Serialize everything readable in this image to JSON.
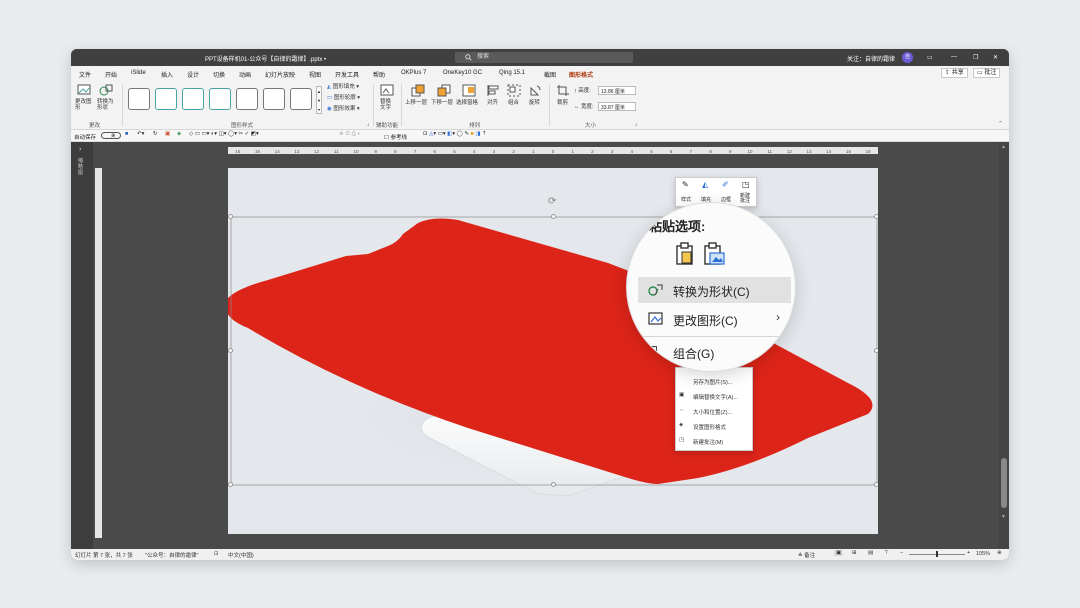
{
  "window": {
    "title": "PPT设备样机01-公众号【自律的霜律】.pptx  •",
    "search_placeholder": "搜索",
    "follow_text": "关注：自律的霜律",
    "avatar_text": "自"
  },
  "menu": {
    "items": [
      "文件",
      "开始",
      "iSlide",
      "插入",
      "设计",
      "切换",
      "动画",
      "幻灯片放映",
      "视图",
      "开发工具",
      "帮助",
      "OKPlus 7",
      "OneKey10 GC",
      "Qing 15.1",
      "截图",
      "图形格式"
    ],
    "share_label": "共享",
    "comment_label": "批注"
  },
  "ribbon": {
    "insert_group": {
      "btn1": "更改图形",
      "btn2": "转换为形状",
      "label": "更改"
    },
    "styles_group": {
      "fill": "图形填充",
      "outline": "图形轮廓",
      "effect": "图形效果",
      "label": "图形样式"
    },
    "access_group": {
      "alt_text": "替换文字",
      "label": "辅助功能"
    },
    "arrange_group": {
      "forward": "上移一层",
      "backward": "下移一层",
      "pane": "选择窗格",
      "align": "对齐",
      "group": "组合",
      "rotate": "旋转",
      "label": "排列"
    },
    "size_group": {
      "crop": "裁剪",
      "height_label": "高度:",
      "height_value": "13.86 厘米",
      "width_label": "宽度:",
      "width_value": "33.87 厘米",
      "label": "大小"
    }
  },
  "qat": {
    "autosave": "自动保存",
    "autosave_state": "关",
    "ref_label": "参考线"
  },
  "rulers": {
    "h_ticks": [
      "16",
      "15",
      "14",
      "13",
      "12",
      "11",
      "10",
      "9",
      "8",
      "7",
      "6",
      "5",
      "4",
      "3",
      "2",
      "1",
      "0",
      "1",
      "2",
      "3",
      "4",
      "5",
      "6",
      "7",
      "8",
      "9",
      "10",
      "11",
      "12",
      "13",
      "14",
      "15",
      "16"
    ]
  },
  "left_pane": {
    "label": "缩略图"
  },
  "mini_toolbar": {
    "style": "样式",
    "fill": "填充",
    "outline": "边框",
    "new_comment": "新建批注"
  },
  "context_menu": {
    "paste_title": "粘贴选项:",
    "convert": "转换为形状(C)",
    "change_shape": "更改图形(C)",
    "group": "组合(G)",
    "save_as_pic": "另存为图片(S)...",
    "edit_alt": "编辑替换文字(A)...",
    "size_pos": "大小和位置(Z)...",
    "format_shape": "设置图形格式",
    "new_comment": "新建批注(M)"
  },
  "status": {
    "slide_info": "幻灯片 第 7 张，共 7 张",
    "notes_owner": "\"公众号：自律的霜律\"",
    "language": "中文(中国)",
    "notes_label": "备注",
    "zoom": "105%"
  },
  "colors": {
    "accent": "#b03a10",
    "red_shape": "#dd2419",
    "teal": "#4aa3a3"
  }
}
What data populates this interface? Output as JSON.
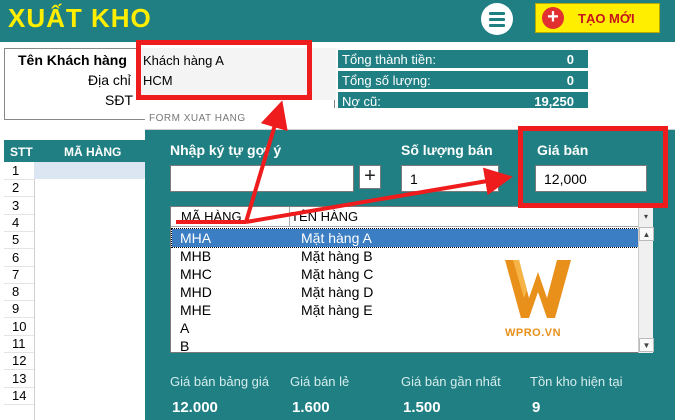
{
  "header": {
    "title": "XUẤT KHO",
    "new_button_label": "TẠO MỚI",
    "new_button_icon": "+"
  },
  "customer": {
    "name_label": "Tên Khách hàng",
    "name_value": "Khách hàng A",
    "address_label": "Địa chỉ",
    "address_value": "HCM",
    "phone_label": "SĐT"
  },
  "summary": [
    {
      "label": "Tổng thành tiền:",
      "value": "0"
    },
    {
      "label": "Tổng số lượng:",
      "value": "0"
    },
    {
      "label": "Nợ cũ:",
      "value": "19,250"
    }
  ],
  "sheet": {
    "col_stt": "STT",
    "col_code": "MÃ HÀNG",
    "row_numbers": [
      "1",
      "2",
      "3",
      "4",
      "5",
      "6",
      "7",
      "8",
      "9",
      "10",
      "11",
      "12",
      "13",
      "14"
    ]
  },
  "form": {
    "title": "FORM XUAT HANG",
    "search_label": "Nhập ký tự gợi ý",
    "search_value": "",
    "plus_label": "+",
    "qty_label": "Số lượng bán",
    "qty_value": "1",
    "price_label": "Giá bán",
    "price_value": "12,000",
    "list": {
      "col_code": "MÃ HÀNG",
      "col_name": "TÊN HÀNG",
      "rows": [
        {
          "code": "MHA",
          "name": "Mặt hàng A"
        },
        {
          "code": "MHB",
          "name": "Mặt hàng B"
        },
        {
          "code": "MHC",
          "name": "Mặt hàng C"
        },
        {
          "code": "MHD",
          "name": "Mặt hàng D"
        },
        {
          "code": "MHE",
          "name": "Mặt hàng E"
        },
        {
          "code": "A",
          "name": ""
        },
        {
          "code": "B",
          "name": ""
        }
      ],
      "selected_index": 0
    },
    "logo_text": "WPRO.VN",
    "stats": [
      {
        "label": "Giá bán bảng giá",
        "value": "12.000"
      },
      {
        "label": "Giá bán lẻ",
        "value": "1.600"
      },
      {
        "label": "Giá bán gần nhất",
        "value": "1.500"
      },
      {
        "label": "Tồn kho hiện tại",
        "value": "9"
      }
    ]
  },
  "colors": {
    "teal": "#1f7f83",
    "yellow": "#ffee00",
    "annotation_red": "#ee1c1c",
    "selection_blue": "#3b7ec4",
    "logo_orange": "#e8901a"
  },
  "icons": [
    "hamburger-menu-icon",
    "plus-circle-icon",
    "wpro-logo-icon"
  ]
}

==========

WHAT IS REQUIRED:
Quote every line word for word and keep the images out of the copy.

THE SOLUTION:
Serialize everything readable in this image to JSON.
{
  "window": {
    "title": "PPT设备样机01-公众号【自律的霜律】.pptx  •",
    "search_placeholder": "搜索",
    "follow_text": "关注：自律的霜律",
    "avatar_text": "自"
  },
  "menu": {
    "items": [
      "文件",
      "开始",
      "iSlide",
      "插入",
      "设计",
      "切换",
      "动画",
      "幻灯片放映",
      "视图",
      "开发工具",
      "帮助",
      "OKPlus 7",
      "OneKey10 GC",
      "Qing 15.1",
      "截图",
      "图形格式"
    ],
    "share_label": "共享",
    "comment_label": "批注"
  },
  "ribbon": {
    "insert_group": {
      "btn1": "更改图形",
      "btn2": "转换为形状",
      "label": "更改"
    },
    "styles_group": {
      "fill": "图形填充",
      "outline": "图形轮廓",
      "effect": "图形效果",
      "label": "图形样式"
    },
    "access_group": {
      "alt_text": "替换文字",
      "label": "辅助功能"
    },
    "arrange_group": {
      "forward": "上移一层",
      "backward": "下移一层",
      "pane": "选择窗格",
      "align": "对齐",
      "group": "组合",
      "rotate": "旋转",
      "label": "排列"
    },
    "size_group": {
      "crop": "裁剪",
      "height_label": "高度:",
      "height_value": "13.86 厘米",
      "width_label": "宽度:",
      "width_value": "33.87 厘米",
      "label": "大小"
    }
  },
  "qat": {
    "autosave": "自动保存",
    "autosave_state": "关",
    "ref_label": "参考线"
  },
  "rulers": {
    "h_ticks": [
      "16",
      "15",
      "14",
      "13",
      "12",
      "11",
      "10",
      "9",
      "8",
      "7",
      "6",
      "5",
      "4",
      "3",
      "2",
      "1",
      "0",
      "1",
      "2",
      "3",
      "4",
      "5",
      "6",
      "7",
      "8",
      "9",
      "10",
      "11",
      "12",
      "13",
      "14",
      "15",
      "16"
    ]
  },
  "left_pane": {
    "label": "缩略图"
  },
  "mini_toolbar": {
    "style": "样式",
    "fill": "填充",
    "outline": "边框",
    "new_comment": "新建批注"
  },
  "context_menu": {
    "paste_title": "粘贴选项:",
    "convert": "转换为形状(C)",
    "change_shape": "更改图形(C)",
    "group": "组合(G)",
    "save_as_pic": "另存为图片(S)...",
    "edit_alt": "编辑替换文字(A)...",
    "size_pos": "大小和位置(Z)...",
    "format_shape": "设置图形格式",
    "new_comment": "新建批注(M)"
  },
  "status": {
    "slide_info": "幻灯片 第 7 张，共 7 张",
    "notes_owner": "\"公众号：自律的霜律\"",
    "language": "中文(中国)",
    "notes_label": "备注",
    "zoom": "105%"
  },
  "colors": {
    "accent": "#b03a10",
    "red_shape": "#dd2419",
    "teal": "#4aa3a3"
  }
}
What data populates this interface? Output as JSON.
{
  "header": {
    "title": "XUẤT KHO",
    "new_button_label": "TẠO MỚI",
    "new_button_icon": "+"
  },
  "customer": {
    "name_label": "Tên Khách hàng",
    "name_value": "Khách hàng A",
    "address_label": "Địa chỉ",
    "address_value": "HCM",
    "phone_label": "SĐT"
  },
  "summary": [
    {
      "label": "Tổng thành tiền:",
      "value": "0"
    },
    {
      "label": "Tổng số lượng:",
      "value": "0"
    },
    {
      "label": "Nợ cũ:",
      "value": "19,250"
    }
  ],
  "sheet": {
    "col_stt": "STT",
    "col_code": "MÃ HÀNG",
    "row_numbers": [
      "1",
      "2",
      "3",
      "4",
      "5",
      "6",
      "7",
      "8",
      "9",
      "10",
      "11",
      "12",
      "13",
      "14"
    ]
  },
  "form": {
    "title": "FORM XUAT HANG",
    "search_label": "Nhập ký tự gợi ý",
    "search_value": "",
    "plus_label": "+",
    "qty_label": "Số lượng bán",
    "qty_value": "1",
    "price_label": "Giá bán",
    "price_value": "12,000",
    "list": {
      "col_code": "MÃ HÀNG",
      "col_name": "TÊN HÀNG",
      "rows": [
        {
          "code": "MHA",
          "name": "Mặt hàng A"
        },
        {
          "code": "MHB",
          "name": "Mặt hàng B"
        },
        {
          "code": "MHC",
          "name": "Mặt hàng C"
        },
        {
          "code": "MHD",
          "name": "Mặt hàng D"
        },
        {
          "code": "MHE",
          "name": "Mặt hàng E"
        },
        {
          "code": "A",
          "name": ""
        },
        {
          "code": "B",
          "name": ""
        }
      ],
      "selected_index": 0
    },
    "logo_text": "WPRO.VN",
    "stats": [
      {
        "label": "Giá bán bảng giá",
        "value": "12.000"
      },
      {
        "label": "Giá bán lẻ",
        "value": "1.600"
      },
      {
        "label": "Giá bán gần nhất",
        "value": "1.500"
      },
      {
        "label": "Tồn kho hiện tại",
        "value": "9"
      }
    ]
  },
  "colors": {
    "teal": "#1f7f83",
    "yellow": "#ffee00",
    "annotation_red": "#ee1c1c",
    "selection_blue": "#3b7ec4",
    "logo_orange": "#e8901a"
  },
  "icons": [
    "hamburger-menu-icon",
    "plus-circle-icon",
    "wpro-logo-icon"
  ]
}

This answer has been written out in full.